» **EXERCISE OBJECTIVE**
Find the word "县农业农村局" in the data. Return every line where it appears.

(Data excerpts)
============================================================
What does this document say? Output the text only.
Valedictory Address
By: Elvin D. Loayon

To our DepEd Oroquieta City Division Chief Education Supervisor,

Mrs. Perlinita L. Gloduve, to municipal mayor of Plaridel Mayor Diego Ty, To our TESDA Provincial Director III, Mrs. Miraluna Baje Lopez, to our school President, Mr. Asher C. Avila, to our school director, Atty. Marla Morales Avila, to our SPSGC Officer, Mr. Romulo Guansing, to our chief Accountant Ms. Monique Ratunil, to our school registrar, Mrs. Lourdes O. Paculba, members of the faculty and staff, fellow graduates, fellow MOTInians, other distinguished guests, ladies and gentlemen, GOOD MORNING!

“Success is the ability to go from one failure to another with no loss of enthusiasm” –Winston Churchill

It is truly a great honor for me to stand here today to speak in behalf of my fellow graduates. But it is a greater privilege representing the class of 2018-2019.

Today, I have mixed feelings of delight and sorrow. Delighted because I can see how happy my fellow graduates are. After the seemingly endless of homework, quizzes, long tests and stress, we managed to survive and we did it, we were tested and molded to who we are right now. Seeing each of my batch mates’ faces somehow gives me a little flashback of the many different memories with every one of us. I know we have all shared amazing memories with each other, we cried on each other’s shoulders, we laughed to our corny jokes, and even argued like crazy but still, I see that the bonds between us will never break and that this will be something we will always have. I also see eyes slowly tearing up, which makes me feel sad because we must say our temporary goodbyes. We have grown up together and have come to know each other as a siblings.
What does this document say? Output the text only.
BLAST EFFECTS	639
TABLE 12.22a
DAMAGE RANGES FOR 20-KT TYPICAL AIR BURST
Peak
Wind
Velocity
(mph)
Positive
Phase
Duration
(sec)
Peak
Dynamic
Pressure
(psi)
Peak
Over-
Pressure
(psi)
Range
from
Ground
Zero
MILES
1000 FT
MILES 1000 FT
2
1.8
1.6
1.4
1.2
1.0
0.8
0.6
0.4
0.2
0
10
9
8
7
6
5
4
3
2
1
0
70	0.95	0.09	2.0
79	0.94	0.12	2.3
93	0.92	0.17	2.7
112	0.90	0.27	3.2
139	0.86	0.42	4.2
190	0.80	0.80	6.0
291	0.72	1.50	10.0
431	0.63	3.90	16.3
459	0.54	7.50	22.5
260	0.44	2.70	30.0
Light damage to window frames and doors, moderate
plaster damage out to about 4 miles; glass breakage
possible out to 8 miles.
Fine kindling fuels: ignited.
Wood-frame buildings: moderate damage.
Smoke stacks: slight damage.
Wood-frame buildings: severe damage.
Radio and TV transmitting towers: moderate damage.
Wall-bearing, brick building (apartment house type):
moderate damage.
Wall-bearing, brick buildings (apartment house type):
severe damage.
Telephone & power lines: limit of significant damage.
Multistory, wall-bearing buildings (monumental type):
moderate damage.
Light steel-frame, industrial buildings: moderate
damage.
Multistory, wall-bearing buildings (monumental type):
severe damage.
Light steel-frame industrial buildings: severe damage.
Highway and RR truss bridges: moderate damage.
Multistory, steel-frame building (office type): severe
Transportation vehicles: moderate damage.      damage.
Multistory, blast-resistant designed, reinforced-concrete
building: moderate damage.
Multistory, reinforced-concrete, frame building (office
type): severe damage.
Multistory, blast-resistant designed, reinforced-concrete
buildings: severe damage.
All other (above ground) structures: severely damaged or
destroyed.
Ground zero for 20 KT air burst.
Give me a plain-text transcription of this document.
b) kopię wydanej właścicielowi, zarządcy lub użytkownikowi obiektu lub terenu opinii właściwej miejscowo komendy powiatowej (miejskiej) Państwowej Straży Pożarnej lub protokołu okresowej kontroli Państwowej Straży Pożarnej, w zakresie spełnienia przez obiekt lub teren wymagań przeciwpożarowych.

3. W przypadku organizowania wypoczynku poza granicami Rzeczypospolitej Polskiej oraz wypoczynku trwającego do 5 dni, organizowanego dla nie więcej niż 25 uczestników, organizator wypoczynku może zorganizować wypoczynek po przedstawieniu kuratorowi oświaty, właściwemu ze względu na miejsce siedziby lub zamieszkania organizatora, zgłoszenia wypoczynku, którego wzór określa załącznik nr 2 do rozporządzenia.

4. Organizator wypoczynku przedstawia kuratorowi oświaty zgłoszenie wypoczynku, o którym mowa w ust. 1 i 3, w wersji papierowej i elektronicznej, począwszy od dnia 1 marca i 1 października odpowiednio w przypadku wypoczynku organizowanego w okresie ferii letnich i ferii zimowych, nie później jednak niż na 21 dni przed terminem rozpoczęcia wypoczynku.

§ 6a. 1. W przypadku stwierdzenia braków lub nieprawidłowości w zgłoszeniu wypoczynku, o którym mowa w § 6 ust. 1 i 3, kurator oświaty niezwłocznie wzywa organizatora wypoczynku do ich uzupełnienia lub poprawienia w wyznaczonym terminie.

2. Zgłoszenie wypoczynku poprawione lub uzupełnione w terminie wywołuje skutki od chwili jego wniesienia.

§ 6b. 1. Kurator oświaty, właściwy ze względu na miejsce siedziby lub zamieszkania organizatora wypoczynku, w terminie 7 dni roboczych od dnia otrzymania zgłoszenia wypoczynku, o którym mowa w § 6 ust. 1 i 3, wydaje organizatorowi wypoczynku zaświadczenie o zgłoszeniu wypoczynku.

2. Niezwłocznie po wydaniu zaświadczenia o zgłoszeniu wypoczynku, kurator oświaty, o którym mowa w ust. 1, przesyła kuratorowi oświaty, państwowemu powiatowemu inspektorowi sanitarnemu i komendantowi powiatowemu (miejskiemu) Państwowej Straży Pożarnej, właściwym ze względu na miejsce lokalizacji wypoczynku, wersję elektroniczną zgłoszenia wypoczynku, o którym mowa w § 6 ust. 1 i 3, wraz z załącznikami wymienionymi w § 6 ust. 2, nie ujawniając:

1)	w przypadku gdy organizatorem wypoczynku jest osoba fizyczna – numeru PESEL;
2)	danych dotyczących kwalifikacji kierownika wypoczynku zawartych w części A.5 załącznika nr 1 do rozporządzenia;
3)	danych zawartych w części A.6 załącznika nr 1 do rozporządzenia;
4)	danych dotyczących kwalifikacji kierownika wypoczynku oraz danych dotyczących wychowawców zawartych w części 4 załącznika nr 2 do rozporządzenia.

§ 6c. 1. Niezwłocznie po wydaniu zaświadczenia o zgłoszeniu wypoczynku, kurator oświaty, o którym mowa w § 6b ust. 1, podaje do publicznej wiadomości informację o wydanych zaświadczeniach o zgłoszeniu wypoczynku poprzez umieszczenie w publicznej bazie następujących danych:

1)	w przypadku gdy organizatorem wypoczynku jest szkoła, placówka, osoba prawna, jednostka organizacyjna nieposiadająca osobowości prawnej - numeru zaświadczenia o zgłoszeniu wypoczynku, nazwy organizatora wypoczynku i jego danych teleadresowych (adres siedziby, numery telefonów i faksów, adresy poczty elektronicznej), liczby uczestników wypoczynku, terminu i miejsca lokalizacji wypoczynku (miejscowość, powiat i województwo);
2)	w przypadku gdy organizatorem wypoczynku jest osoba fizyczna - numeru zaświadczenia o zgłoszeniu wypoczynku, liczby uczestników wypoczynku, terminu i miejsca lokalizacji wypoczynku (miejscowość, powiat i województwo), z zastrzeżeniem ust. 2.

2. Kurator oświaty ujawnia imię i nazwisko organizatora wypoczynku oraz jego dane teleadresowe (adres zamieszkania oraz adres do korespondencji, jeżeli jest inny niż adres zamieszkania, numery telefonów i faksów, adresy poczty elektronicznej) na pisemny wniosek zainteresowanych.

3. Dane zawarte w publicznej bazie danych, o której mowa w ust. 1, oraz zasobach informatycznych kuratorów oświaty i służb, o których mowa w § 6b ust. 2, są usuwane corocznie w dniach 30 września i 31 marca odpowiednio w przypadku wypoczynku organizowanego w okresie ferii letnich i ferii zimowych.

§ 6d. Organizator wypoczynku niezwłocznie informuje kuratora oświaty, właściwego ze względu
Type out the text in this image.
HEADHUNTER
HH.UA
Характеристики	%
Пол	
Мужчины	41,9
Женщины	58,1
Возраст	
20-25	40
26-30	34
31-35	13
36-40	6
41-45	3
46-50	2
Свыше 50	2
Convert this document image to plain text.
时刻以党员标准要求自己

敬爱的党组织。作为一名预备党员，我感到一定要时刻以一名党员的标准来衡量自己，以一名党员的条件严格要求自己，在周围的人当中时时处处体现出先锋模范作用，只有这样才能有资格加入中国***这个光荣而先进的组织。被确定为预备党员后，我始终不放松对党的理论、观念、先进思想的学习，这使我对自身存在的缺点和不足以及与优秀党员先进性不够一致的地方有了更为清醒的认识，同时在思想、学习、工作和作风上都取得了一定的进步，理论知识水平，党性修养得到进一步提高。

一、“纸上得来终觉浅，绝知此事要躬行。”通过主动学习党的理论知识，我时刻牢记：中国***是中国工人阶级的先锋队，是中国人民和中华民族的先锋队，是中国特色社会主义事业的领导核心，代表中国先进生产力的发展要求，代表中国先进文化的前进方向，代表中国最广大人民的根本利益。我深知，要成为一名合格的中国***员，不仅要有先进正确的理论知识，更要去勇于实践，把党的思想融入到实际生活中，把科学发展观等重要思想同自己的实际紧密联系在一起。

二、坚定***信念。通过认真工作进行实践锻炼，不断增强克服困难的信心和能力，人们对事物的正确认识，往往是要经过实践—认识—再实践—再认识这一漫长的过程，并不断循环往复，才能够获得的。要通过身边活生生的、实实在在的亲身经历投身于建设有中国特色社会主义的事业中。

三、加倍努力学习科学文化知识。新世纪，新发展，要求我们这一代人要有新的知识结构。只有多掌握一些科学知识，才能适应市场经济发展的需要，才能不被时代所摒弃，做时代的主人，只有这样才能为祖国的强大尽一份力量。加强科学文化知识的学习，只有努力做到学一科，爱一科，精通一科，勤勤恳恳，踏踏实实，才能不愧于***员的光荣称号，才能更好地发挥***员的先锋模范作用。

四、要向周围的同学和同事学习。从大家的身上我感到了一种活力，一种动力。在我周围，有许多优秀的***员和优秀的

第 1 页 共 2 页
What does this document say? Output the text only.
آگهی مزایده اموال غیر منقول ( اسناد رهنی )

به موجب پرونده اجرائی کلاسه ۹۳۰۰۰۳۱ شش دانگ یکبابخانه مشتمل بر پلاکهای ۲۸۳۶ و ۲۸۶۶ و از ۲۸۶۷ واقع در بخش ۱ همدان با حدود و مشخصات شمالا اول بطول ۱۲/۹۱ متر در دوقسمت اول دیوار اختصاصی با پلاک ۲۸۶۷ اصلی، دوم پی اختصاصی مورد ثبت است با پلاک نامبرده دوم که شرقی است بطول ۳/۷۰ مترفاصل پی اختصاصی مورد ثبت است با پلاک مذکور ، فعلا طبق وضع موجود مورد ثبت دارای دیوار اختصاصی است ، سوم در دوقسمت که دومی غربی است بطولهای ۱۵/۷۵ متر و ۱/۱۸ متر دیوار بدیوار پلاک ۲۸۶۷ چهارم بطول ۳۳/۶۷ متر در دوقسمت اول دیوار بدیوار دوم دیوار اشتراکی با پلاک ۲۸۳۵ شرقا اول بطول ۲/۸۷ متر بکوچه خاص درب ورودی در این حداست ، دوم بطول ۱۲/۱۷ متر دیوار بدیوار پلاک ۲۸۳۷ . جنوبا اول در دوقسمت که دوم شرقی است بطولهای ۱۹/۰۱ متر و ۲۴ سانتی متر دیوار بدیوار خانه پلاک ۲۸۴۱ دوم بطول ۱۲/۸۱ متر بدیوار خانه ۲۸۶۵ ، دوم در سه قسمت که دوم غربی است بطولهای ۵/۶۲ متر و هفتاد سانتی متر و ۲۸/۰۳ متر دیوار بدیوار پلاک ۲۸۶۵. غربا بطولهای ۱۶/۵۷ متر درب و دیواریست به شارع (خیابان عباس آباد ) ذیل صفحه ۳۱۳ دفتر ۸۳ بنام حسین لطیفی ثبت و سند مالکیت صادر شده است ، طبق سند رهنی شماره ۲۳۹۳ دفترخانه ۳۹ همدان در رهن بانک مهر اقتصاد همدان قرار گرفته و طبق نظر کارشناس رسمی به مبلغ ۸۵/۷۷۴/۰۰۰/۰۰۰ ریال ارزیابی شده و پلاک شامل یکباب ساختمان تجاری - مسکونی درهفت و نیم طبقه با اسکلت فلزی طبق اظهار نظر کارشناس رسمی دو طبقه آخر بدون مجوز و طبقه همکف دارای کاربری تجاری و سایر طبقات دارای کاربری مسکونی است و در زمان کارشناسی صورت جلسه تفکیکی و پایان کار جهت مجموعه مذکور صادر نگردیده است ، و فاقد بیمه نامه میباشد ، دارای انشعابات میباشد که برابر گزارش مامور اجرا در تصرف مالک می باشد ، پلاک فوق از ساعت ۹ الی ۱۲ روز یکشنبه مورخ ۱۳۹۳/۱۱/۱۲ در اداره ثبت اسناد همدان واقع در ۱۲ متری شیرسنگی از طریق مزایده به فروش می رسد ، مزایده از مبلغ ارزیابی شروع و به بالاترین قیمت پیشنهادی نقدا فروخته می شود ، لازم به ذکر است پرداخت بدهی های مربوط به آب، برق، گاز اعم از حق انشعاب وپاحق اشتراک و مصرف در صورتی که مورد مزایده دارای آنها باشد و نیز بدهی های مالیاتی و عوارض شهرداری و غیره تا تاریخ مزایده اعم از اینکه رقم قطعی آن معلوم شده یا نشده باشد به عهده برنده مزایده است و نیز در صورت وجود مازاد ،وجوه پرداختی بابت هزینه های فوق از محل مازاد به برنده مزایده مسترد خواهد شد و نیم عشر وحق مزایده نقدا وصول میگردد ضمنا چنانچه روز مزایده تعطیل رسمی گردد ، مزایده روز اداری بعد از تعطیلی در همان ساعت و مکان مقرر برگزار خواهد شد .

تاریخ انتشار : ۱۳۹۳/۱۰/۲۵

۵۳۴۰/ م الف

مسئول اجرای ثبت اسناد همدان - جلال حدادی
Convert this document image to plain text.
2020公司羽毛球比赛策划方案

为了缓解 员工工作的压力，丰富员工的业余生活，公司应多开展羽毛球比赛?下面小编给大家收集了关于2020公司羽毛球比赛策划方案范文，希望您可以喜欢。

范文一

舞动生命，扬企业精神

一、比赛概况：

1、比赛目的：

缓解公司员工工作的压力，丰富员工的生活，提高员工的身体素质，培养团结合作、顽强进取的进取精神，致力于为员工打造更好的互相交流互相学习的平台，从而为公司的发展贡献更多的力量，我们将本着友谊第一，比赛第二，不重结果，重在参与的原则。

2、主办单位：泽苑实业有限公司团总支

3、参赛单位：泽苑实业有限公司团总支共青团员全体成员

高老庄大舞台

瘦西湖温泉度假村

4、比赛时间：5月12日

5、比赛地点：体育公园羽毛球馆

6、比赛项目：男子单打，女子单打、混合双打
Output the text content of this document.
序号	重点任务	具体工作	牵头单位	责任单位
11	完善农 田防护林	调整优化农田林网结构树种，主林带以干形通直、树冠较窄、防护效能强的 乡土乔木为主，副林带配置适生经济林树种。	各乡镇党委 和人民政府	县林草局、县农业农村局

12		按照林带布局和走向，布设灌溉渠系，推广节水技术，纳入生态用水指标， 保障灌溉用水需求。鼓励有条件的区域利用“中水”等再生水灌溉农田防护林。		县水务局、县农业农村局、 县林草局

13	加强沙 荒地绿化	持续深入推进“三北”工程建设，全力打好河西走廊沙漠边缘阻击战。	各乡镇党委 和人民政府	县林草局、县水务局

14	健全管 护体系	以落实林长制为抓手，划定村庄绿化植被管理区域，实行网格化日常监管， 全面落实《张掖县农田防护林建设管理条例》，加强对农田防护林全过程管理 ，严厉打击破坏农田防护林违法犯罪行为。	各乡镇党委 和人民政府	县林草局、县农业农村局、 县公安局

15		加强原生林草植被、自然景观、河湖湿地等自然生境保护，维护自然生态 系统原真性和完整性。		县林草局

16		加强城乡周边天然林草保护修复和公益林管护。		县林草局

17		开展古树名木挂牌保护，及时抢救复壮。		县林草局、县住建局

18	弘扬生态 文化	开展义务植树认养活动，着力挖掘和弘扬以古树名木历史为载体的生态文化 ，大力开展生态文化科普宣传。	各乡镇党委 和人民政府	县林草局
============================================================
» **RESULT OF THE TASK**
11	完善农 田防护林	调整优化农田林网结构树种，主林带以干形通直、树冠较窄、防护效能强的 乡土乔木为主，副林带配置适生经济林树种。	各乡镇党委 和人民政府	县林草局、县农业农村局
12		按照林带布局和走向，布设灌溉渠系，推广节水技术，纳入生态用水指标， 保障灌溉用水需求。鼓励有条件的区域利用“中水”等再生水灌溉农田防护林。		县水务局、县农业农村局、 县林草局
14	健全管 护体系	以落实林长制为抓手，划定村庄绿化植被管理区域，实行网格化日常监管， 全面落实《张掖县农田防护林建设管理条例》，加强对农田防护林全过程管理 ，严厉打击破坏农田防护林违法犯罪行为。	各乡镇党委 和人民政府	县林草局、县农业农村局、 县公安局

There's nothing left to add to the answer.